= OBJECTIVE =
Put the material, from its first line through the line containing "data-point: [475, 279, 484, 288]", into a Markdown table with the columns No. and Entry, one numbered row per line and blank lines left out.
--------
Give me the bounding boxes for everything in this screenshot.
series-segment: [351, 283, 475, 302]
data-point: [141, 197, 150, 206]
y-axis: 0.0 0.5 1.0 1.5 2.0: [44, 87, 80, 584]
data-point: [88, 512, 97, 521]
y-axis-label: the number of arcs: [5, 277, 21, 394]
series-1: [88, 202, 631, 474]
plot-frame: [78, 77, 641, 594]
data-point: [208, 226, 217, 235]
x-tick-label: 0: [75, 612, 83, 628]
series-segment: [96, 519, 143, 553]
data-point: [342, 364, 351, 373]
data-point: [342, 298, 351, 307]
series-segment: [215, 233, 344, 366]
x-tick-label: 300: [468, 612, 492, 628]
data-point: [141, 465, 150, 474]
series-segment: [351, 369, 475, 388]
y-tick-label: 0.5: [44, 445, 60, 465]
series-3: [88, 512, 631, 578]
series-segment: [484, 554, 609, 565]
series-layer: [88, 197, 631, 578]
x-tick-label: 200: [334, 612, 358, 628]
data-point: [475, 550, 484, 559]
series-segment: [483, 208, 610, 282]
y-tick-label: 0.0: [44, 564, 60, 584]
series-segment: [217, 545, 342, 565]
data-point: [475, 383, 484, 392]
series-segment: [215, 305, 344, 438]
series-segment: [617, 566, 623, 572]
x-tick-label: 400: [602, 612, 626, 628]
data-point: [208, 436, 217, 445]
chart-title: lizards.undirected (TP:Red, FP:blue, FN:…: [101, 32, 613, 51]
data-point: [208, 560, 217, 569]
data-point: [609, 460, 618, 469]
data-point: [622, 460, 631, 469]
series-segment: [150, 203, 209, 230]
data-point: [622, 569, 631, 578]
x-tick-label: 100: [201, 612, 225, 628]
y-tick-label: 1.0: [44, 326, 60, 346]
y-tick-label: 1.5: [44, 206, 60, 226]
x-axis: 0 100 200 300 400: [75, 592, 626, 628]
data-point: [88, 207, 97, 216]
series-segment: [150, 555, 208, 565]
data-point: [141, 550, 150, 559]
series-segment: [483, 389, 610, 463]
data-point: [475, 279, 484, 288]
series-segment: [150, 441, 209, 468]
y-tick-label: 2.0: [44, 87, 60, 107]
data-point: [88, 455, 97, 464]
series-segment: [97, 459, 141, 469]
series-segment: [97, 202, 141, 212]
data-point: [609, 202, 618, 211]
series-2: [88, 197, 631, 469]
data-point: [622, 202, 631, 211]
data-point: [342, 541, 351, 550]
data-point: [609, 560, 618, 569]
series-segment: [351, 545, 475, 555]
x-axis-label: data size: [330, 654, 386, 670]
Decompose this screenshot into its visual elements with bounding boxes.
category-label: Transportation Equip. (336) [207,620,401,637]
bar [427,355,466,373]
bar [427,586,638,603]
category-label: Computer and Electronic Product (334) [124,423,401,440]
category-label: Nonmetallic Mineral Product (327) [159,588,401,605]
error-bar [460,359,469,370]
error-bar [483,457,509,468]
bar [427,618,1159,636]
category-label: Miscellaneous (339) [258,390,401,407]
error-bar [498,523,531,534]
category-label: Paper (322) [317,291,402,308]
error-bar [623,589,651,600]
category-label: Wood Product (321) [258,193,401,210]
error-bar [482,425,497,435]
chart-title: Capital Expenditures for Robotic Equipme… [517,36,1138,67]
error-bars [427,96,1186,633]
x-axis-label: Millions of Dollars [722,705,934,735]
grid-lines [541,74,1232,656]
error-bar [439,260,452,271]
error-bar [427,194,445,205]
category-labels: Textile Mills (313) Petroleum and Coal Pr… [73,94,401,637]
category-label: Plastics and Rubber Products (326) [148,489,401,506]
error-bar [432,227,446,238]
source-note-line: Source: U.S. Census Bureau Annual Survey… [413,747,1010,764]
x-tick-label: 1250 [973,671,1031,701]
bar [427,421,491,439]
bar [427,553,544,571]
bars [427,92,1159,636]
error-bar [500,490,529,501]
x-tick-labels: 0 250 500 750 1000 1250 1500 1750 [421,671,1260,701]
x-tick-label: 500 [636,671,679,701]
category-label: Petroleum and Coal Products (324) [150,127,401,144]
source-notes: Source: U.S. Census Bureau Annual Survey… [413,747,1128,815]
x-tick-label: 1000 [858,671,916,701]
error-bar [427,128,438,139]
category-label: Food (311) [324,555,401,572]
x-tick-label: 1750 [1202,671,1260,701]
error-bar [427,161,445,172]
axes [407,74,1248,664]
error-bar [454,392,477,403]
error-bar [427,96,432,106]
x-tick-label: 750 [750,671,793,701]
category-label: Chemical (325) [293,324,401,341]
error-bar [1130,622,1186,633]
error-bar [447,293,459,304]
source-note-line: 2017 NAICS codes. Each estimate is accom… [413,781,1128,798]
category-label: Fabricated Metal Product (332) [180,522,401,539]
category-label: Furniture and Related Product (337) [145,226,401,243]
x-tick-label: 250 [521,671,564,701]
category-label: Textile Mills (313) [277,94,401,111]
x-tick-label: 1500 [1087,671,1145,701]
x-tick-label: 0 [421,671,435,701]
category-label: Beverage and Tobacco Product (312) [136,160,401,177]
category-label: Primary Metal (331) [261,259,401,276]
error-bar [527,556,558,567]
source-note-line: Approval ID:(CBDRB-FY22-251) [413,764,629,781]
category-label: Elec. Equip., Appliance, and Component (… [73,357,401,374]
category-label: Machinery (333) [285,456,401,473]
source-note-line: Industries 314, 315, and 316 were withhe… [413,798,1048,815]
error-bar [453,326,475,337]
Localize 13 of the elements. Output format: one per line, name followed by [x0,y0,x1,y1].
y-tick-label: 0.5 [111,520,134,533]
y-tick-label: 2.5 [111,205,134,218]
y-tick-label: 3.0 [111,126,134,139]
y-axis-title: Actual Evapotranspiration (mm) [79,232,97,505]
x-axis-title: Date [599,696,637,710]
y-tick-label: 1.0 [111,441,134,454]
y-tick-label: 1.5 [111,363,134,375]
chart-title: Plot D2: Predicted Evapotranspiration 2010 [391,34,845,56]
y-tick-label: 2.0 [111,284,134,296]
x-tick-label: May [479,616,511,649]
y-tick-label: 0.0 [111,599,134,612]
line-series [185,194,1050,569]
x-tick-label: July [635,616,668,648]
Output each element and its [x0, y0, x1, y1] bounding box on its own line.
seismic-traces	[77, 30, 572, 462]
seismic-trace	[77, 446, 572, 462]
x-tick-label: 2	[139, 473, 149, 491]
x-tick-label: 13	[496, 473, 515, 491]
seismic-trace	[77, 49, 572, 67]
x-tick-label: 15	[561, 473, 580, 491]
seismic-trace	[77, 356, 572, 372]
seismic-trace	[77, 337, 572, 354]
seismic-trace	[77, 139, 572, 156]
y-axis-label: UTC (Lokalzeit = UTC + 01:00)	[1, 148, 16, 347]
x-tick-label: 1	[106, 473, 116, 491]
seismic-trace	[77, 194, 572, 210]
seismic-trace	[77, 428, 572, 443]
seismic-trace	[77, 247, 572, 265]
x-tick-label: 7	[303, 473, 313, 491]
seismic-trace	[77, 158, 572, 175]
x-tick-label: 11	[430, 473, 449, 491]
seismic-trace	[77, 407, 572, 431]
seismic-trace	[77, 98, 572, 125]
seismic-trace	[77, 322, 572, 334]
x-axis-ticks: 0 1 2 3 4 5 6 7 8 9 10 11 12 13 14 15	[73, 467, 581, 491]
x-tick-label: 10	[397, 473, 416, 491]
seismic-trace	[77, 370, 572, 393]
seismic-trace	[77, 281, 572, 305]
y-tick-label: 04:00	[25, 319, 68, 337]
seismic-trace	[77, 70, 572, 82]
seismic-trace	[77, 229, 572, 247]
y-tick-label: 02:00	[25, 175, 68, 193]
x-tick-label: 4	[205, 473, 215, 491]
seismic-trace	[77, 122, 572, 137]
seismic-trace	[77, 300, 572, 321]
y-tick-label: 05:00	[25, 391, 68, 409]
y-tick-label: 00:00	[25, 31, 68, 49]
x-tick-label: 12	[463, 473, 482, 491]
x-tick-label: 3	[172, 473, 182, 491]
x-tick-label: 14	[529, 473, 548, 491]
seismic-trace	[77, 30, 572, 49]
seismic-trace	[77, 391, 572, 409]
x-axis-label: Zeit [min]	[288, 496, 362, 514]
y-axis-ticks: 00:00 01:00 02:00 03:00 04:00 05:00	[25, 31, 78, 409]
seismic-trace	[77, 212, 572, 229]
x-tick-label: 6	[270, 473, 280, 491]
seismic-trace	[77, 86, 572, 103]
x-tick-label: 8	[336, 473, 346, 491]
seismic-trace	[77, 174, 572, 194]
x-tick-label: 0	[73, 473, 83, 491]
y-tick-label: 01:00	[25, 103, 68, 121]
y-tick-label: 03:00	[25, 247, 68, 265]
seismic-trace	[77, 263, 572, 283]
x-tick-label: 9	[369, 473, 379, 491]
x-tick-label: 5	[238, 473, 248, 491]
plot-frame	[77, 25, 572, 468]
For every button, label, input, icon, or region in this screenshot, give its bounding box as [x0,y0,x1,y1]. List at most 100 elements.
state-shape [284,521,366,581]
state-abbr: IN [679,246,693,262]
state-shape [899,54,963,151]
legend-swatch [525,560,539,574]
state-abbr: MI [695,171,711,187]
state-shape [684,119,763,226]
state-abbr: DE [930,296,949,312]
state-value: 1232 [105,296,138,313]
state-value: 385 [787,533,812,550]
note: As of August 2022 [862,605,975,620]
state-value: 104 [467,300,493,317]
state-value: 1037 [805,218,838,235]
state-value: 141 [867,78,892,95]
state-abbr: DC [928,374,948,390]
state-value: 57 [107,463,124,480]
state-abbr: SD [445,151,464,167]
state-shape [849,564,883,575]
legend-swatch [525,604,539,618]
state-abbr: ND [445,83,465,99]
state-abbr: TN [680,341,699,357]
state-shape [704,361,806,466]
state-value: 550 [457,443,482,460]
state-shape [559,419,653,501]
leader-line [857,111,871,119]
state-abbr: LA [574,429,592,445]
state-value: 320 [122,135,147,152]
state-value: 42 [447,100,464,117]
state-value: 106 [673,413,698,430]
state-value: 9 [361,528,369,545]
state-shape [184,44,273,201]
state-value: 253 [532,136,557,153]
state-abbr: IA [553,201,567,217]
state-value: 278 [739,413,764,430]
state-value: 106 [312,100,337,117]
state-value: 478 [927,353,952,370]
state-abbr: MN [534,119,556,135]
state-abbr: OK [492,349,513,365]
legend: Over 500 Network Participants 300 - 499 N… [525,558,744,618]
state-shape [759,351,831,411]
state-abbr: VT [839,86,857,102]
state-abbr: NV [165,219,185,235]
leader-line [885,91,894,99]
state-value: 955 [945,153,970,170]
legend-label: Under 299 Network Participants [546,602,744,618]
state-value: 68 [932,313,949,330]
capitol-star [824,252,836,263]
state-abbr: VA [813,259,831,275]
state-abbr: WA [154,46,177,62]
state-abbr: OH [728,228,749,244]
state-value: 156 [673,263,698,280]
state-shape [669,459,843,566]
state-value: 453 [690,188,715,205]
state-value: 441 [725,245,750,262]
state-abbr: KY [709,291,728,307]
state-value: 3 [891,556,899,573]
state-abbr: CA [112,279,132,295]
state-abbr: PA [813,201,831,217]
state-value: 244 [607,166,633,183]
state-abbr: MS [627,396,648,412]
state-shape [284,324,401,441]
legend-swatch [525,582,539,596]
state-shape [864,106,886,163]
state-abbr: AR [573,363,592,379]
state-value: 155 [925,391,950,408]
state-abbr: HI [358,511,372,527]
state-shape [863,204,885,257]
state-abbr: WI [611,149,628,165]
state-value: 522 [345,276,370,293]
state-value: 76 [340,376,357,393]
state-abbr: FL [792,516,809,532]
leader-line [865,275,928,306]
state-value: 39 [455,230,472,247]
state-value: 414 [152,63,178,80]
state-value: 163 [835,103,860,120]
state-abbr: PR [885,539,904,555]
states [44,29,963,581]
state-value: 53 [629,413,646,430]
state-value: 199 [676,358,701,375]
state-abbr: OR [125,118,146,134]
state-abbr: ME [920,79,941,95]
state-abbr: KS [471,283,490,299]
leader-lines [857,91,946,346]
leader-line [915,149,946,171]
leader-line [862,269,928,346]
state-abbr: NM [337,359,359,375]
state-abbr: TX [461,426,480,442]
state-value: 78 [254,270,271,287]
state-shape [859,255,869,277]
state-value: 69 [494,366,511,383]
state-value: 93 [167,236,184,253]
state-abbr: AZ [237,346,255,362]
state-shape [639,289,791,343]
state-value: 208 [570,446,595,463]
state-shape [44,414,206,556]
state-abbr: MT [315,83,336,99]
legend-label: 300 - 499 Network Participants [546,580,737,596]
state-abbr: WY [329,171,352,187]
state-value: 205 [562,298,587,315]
--------
= SOLUTION =
| No. | Entry |
|---|---|
| 1 | Give me the bounding boxes for everything in this screenshot. |
| 2 | series-segment: [351, 283, 475, 302] |
| 3 | data-point: [141, 197, 150, 206] |
| 4 | y-axis: 0.0 0.5 1.0 1.5 2.0: [44, 87, 80, 584] |
| 5 | data-point: [88, 512, 97, 521] |
| 6 | y-axis-label: the number of arcs: [5, 277, 21, 394] |
| 7 | series-1: [88, 202, 631, 474] |
| 8 | plot-frame: [78, 77, 641, 594] |
| 9 | data-point: [208, 226, 217, 235] |
| 10 | x-tick-label: 0: [75, 612, 83, 628] |
| 11 | series-segment: [96, 519, 143, 553] |
| 12 | data-point: [342, 364, 351, 373] |
| 13 | data-point: [342, 298, 351, 307] |
| 14 | series-segment: [215, 233, 344, 366] |
| 15 | x-tick-label: 300: [468, 612, 492, 628] |
| 16 | data-point: [141, 465, 150, 474] |
| 17 | series-segment: [351, 369, 475, 388] |
| 18 | y-tick-label: 0.5: [44, 445, 60, 465] |
| 19 | series-3: [88, 512, 631, 578] |
| 20 | series-segment: [484, 554, 609, 565] |
| 21 | series-layer: [88, 197, 631, 578] |
| 22 | x-tick-label: 200: [334, 612, 358, 628] |
| 23 | data-point: [475, 550, 484, 559] |
| 24 | series-segment: [483, 208, 610, 282] |
| 25 | y-tick-label: 0.0: [44, 564, 60, 584] |
| 26 | series-segment: [217, 545, 342, 565] |
| 27 | data-point: [475, 383, 484, 392] |
| 28 | series-segment: [215, 305, 344, 438] |
| 29 | series-segment: [617, 566, 623, 572] |
| 30 | x-tick-label: 400: [602, 612, 626, 628] |
| 31 | data-point: [208, 436, 217, 445] |
| 32 | chart-title: lizards.undirected (TP:Red, FP:blue, FN:…: [101, 32, 613, 51] |
| 33 | data-point: [208, 560, 217, 569] |
| 34 | data-point: [609, 460, 618, 469] |
| 35 | data-point: [622, 460, 631, 469] |
| 36 | series-segment: [150, 203, 209, 230] |
| 37 | data-point: [622, 569, 631, 578] |
| 38 | x-tick-label: 100: [201, 612, 225, 628] |
| 39 | y-tick-label: 1.0: [44, 326, 60, 346] |
| 40 | y-tick-label: 1.5: [44, 206, 60, 226] |
| 41 | x-axis: 0 100 200 300 400: [75, 592, 626, 628] |
| 42 | data-point: [88, 207, 97, 216] |
| 43 | series-segment: [150, 555, 208, 565] |
| 44 | data-point: [141, 550, 150, 559] |
| 45 | series-segment: [483, 389, 610, 463] |
| 46 | data-point: [475, 279, 484, 288] |